__Given exercise__
Find each line with "Saxtorph" and copy it.

:: Dataset rows

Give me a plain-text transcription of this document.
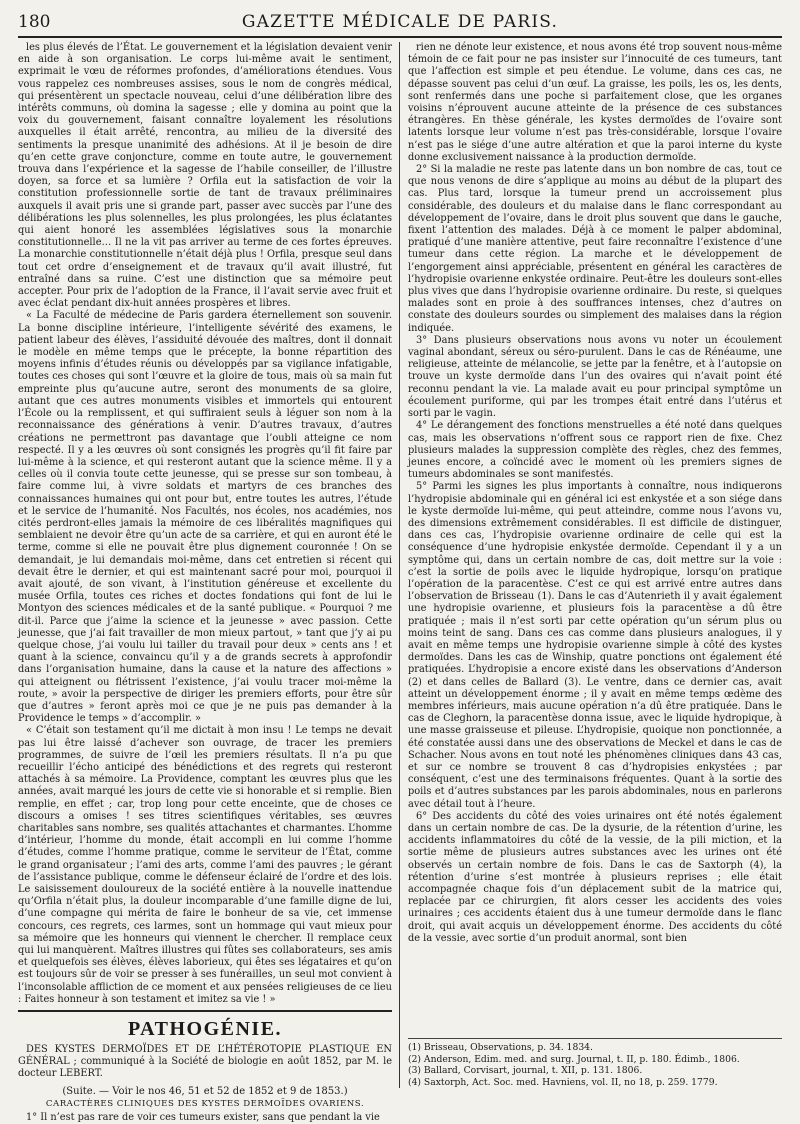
180	GAZETTE MÉDICALE DE PARIS.

les plus élevés de l’État. Le gouvernement et la législation devaient venir en aide à son organisation. Le corps lui-même avait le sentiment, exprimait le vœu de réformes profondes, d’améliorations étendues. Vous vous rappelez ces nombreuses assises, sous le nom de congrès médical, qui présentèrent un spectacle nouveau, celui d’une délibération libre des intérêts communs, où domina la sagesse ; elle y domina au point que la voix du gouvernement, faisant connaître loyalement les résolutions auxquelles il était arrêté, rencontra, au milieu de la diversité des sentiments la presque unanimité des adhésions. At il je besoin de dire qu’en cette grave conjoncture, comme en toute autre, le gouvernement trouva dans l’expérience et la sagesse de l’habile conseiller, de l’illustre doyen, sa force et sa lumière ? Orfila eut la satisfaction de voir la constitution professionnelle sortie de tant de travaux préliminaires auxquels il avait pris une si grande part, passer avec succès par l’une des délibérations les plus solennelles, les plus prolongées, les plus éclatantes qui aient honoré les assemblées législatives sous la monarchie constitutionnelle… Il ne la vit pas arriver au terme de ces fortes épreuves. La monarchie constitutionnelle n’était déjà plus ! Orfila, presque seul dans tout cet ordre d’enseignement et de travaux qu’il avait illustré, fut entraîné dans sa ruine. C’est une distinction que sa mémoire peut accepter. Pour prix de l’adoption de la France, il l’avait servie avec fruit et avec éclat pendant dix-huit années prospères et libres.

« La Faculté de médecine de Paris gardera éternellement son souvenir. La bonne discipline intérieure, l’intelligente sévérité des examens, le patient labeur des élèves, l’assiduité dévouée des maîtres, dont il donnait le modèle en même temps que le précepte, la bonne répartition des moyens infinis d’études réunis ou développés par sa vigilance infatigable, toutes ces choses qui sont l’œuvre et la gloire de tous, mais où sa main fut empreinte plus qu’aucune autre, seront des monuments de sa gloire, autant que ces autres monuments visibles et immortels qui entourent l’École ou la remplissent, et qui suffiraient seuls à léguer son nom à la reconnaissance des générations à venir. D’autres travaux, d’autres créations ne permettront pas davantage que l’oubli atteigne ce nom respecté. Il y a les œuvres où sont consignés les progrès qu’il fit faire par lui-même à la science, et qui resteront autant que la science même. Il y a celles où il convia toute cette jeunesse, qui se presse sur son tombeau, à faire comme lui, à vivre soldats et martyrs de ces branches des connaissances humaines qui ont pour but, entre toutes les autres, l’étude et le service de l’humanité. Nos Facultés, nos écoles, nos académies, nos cités perdront-elles jamais la mémoire de ces libéralités magnifiques qui semblaient ne devoir être qu’un acte de sa carrière, et qui en auront été le terme, comme si elle ne pouvait être plus dignement couronnée ! On se demandait, je lui demandais moi-même, dans cet entretien si récent qui devait être le dernier, et qui est maintenant sacré pour moi, pourquoi il avait ajouté, de son vivant, à l’institution généreuse et excellente du musée Orfila, toutes ces riches et doctes fondations qui font de lui le Montyon des sciences médicales et de la santé publique. « Pourquoi ? me dit-il. Parce que j’aime la science et la jeunesse » avec passion. Cette jeunesse, que j’ai fait travailler de mon mieux partout, » tant que j’y ai pu quelque chose, j’ai voulu lui tailler du travail pour deux » cents ans ! et quant à la science, convaincu qu’il y a de grands secrets à approfondir dans l’organisation humaine, dans la cause et la nature des affections » qui atteignent ou flétrissent l’existence, j’ai voulu tracer moi-même la route, » avoir la perspective de diriger les premiers efforts, pour être sûr que d’autres » feront après moi ce que je ne puis pas demander à la Providence le temps » d’accomplir. »

« C’était son testament qu’il me dictait à mon insu ! Le temps ne devait pas lui être laissé d’achever son ouvrage, de tracer les premiers programmes, de suivre de l’œil les premiers résultats. Il n’a pu que recueillir l’écho anticipé des bénédictions et des regrets qui resteront attachés à sa mémoire. La Providence, comptant les œuvres plus que les années, avait marqué les jours de cette vie si honorable et si remplie. Bien remplie, en effet ; car, trop long pour cette enceinte, que de choses ce discours a omises ! ses titres scientifiques véritables, ses œuvres charitables sans nombre, ses qualités attachantes et charmantes. L’homme d’intérieur, l’homme du monde, était accompli en lui comme l’homme d’études, comme l’homme pratique, comme le serviteur de l’État, comme le grand organisateur ; l’ami des arts, comme l’ami des pauvres ; le gérant de l’assistance publique, comme le défenseur éclairé de l’ordre et des lois. Le saisissement douloureux de la société entière à la nouvelle inattendue qu’Orfila n’était plus, la douleur incomparable d’une famille digne de lui, d’une compagne qui mérita de faire le bonheur de sa vie, cet immense concours, ces regrets, ces larmes, sont un hommage qui vaut mieux pour sa mémoire que les honneurs qui viennent le chercher. Il remplace ceux qui lui manquèrent. Maîtres illustres qui fûtes ses collaborateurs, ses amis et quelquefois ses élèves, élèves laborieux, qui êtes ses légataires et qu’on est toujours sûr de voir se presser à ses funérailles, un seul mot convient à l’inconsolable affliction de ce moment et aux pensées religieuses de ce lieu : Faites honneur à son testament et imitez sa vie ! »

PATHOGÉNIE.

DES KYSTES DERMOÏDES ET DE L’HÉTÉROTOPIE PLASTIQUE EN GÉNÉRAL ; communiqué à la Société de biologie en août 1852, par M. le docteur LEBERT.

(Suite. — Voir le nos 46, 51 et 52 de 1852 et 9 de 1853.)
CARACTÈRES CLINIQUES DES KYSTES DERMOÏDES OVARIENS.

1° Il n’est pas rare de voir ces tumeurs exister, sans que pendant la vie

rien ne dénote leur existence, et nous avons été trop souvent nous-même témoin de ce fait pour ne pas insister sur l’innocuité de ces tumeurs, tant que l’affection est simple et peu étendue. Le volume, dans ces cas, ne dépasse souvent pas celui d’un œuf. La graisse, les poils, les os, les dents, sont renfermés dans une poche si parfaitement close, que les organes voisins n’éprouvent aucune atteinte de la présence de ces substances étrangères. En thèse générale, les kystes dermoïdes de l’ovaire sont latents lorsque leur volume n’est pas très-considérable, lorsque l’ovaire n’est pas le siége d’une autre altération et que la paroi interne du kyste donne exclusivement naissance à la production dermoïde.

2° Si la maladie ne reste pas latente dans un bon nombre de cas, tout ce que nous venons de dire s’applique au moins au début de la plupart des cas. Plus tard, lorsque la tumeur prend un accroissement plus considérable, des douleurs et du malaise dans le flanc correspondant au développement de l’ovaire, dans le droit plus souvent que dans le gauche, fixent l’attention des malades. Déjà à ce moment le palper abdominal, pratiqué d’une manière attentive, peut faire reconnaître l’existence d’une tumeur dans cette région. La marche et le développement de l’engorgement ainsi appréciable, présentent en général les caractères de l’hydropisie ovarienne enkystée ordinaire. Peut-être les douleurs sont-elles plus vives que dans l’hydropisie ovarienne ordinaire. Du reste, si quelques malades sont en proie à des souffrances intenses, chez d’autres on constate des douleurs sourdes ou simplement des malaises dans la région indiquée.

3° Dans plusieurs observations nous avons vu noter un écoulement vaginal abondant, séreux ou séro-purulent. Dans le cas de Rénéaume, une religieuse, atteinte de mélancolie, se jette par la fenêtre, et à l’autopsie on trouve un kyste dermoïde dans l’un des ovaires qui n’avait point été reconnu pendant la vie. La malade avait eu pour principal symptôme un écoulement puriforme, qui par les trompes était entré dans l’utérus et sorti par le vagin.

4° Le dérangement des fonctions menstruelles a été noté dans quelques cas, mais les observations n’offrent sous ce rapport rien de fixe. Chez plusieurs malades la suppression complète des règles, chez des femmes, jeunes encore, a coïncidé avec le moment où les premiers signes de tumeurs abdominales se sont manifestés.

5° Parmi les signes les plus importants à connaître, nous indiquerons l’hydropisie abdominale qui en général ici est enkystée et a son siége dans le kyste dermoïde lui-même, qui peut atteindre, comme nous l’avons vu, des dimensions extrêmement considérables. Il est difficile de distinguer, dans ces cas, l’hydropisie ovarienne ordinaire de celle qui est la conséquence d’une hydropisie enkystée dermoïde. Cependant il y a un symptôme qui, dans un certain nombre de cas, doit mettre sur la voie : c’est la sortie de poils avec le liquide hydropique, lorsqu’on pratique l’opération de la paracentèse. C’est ce qui est arrivé entre autres dans l’observation de Brisseau (1). Dans le cas d’Autenrieth il y avait également une hydropisie ovarienne, et plusieurs fois la paracentèse a dû être pratiquée ; mais il n’est sorti par cette opération qu’un sérum plus ou moins teint de sang. Dans ces cas comme dans plusieurs analogues, il y avait en même temps une hydropisie ovarienne simple à côté des kystes dermoïdes. Dans les cas de Winship, quatre ponctions ont également été pratiquées. L’hydropisie a encore existé dans les observations d’Anderson (2) et dans celles de Ballard (3). Le ventre, dans ce dernier cas, avait atteint un développement énorme ; il y avait en même temps œdème des membres inférieurs, mais aucune opération n’a dû être pratiquée. Dans le cas de Cleghorn, la paracentèse donna issue, avec le liquide hydropique, à une masse graisseuse et pileuse. L’hydropisie, quoique non ponctionnée, a été constatée aussi dans une des observations de Meckel et dans le cas de Schacher. Nous avons en tout noté les phénomènes cliniques dans 43 cas, et sur ce nombre se trouvent 8 cas d’hydropisies enkystées ; par conséquent, c’est une des terminaisons fréquentes. Quant à la sortie des poils et d’autres substances par les parois abdominales, nous en parlerons avec détail tout à l’heure.

6° Des accidents du côté des voies urinaires ont été notés également dans un certain nombre de cas. De la dysurie, de la rétention d’urine, les accidents inflammatoires du côté de la vessie, de la pili miction, et la sortie même de plusieurs autres substances avec les urines ont été observés un certain nombre de fois. Dans le cas de Saxtorph (4), la rétention d’urine s’est montrée à plusieurs reprises ; elle était accompagnée chaque fois d’un déplacement subit de la matrice qui, replacée par ce chirurgien, fit alors cesser les accidents des voies urinaires ; ces accidents étaient dus à une tumeur dermoïde dans le flanc droit, qui avait acquis un développement énorme. Des accidents du côté de la vessie, avec sortie d’un produit anormal, sont bien

(1) Brisseau, Observations, p. 34. 1834.
(2) Anderson, Edim. med. and surg. Journal, t. II, p. 180. Édimb., 1806.
(3) Ballard, Corvisart, journal, t. XII, p. 131. 1806.
(4) Saxtorph, Act. Soc. med. Havniens, vol. II, no 18, p. 259. 1779.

::::

__Worked answer__
6° Des accidents du côté des voies urinaires ont été notés également dans un certain nombre de cas. De la dysurie, de la rétention d’urine, les accidents inflammatoires du côté de la vessie, de la pili miction, et la sortie même de plusieurs autres substances avec les urines ont été observés un certain nombre de fois. Dans le cas de Saxtorph (4), la rétention d’urine s’est montrée à plusieurs reprises ; elle était accompagnée chaque fois d’un déplacement subit de la matrice qui, replacée par ce chirurgien, fit alors cesser les accidents des voies urinaires ; ces accidents étaient dus à une tumeur dermoïde dans le flanc droit, qui avait acquis un développement énorme. Des accidents du côté de la vessie, avec sortie d’un produit anormal, sont bien
(4) Saxtorph, Act. Soc. med. Havniens, vol. II, no 18, p. 259. 1779.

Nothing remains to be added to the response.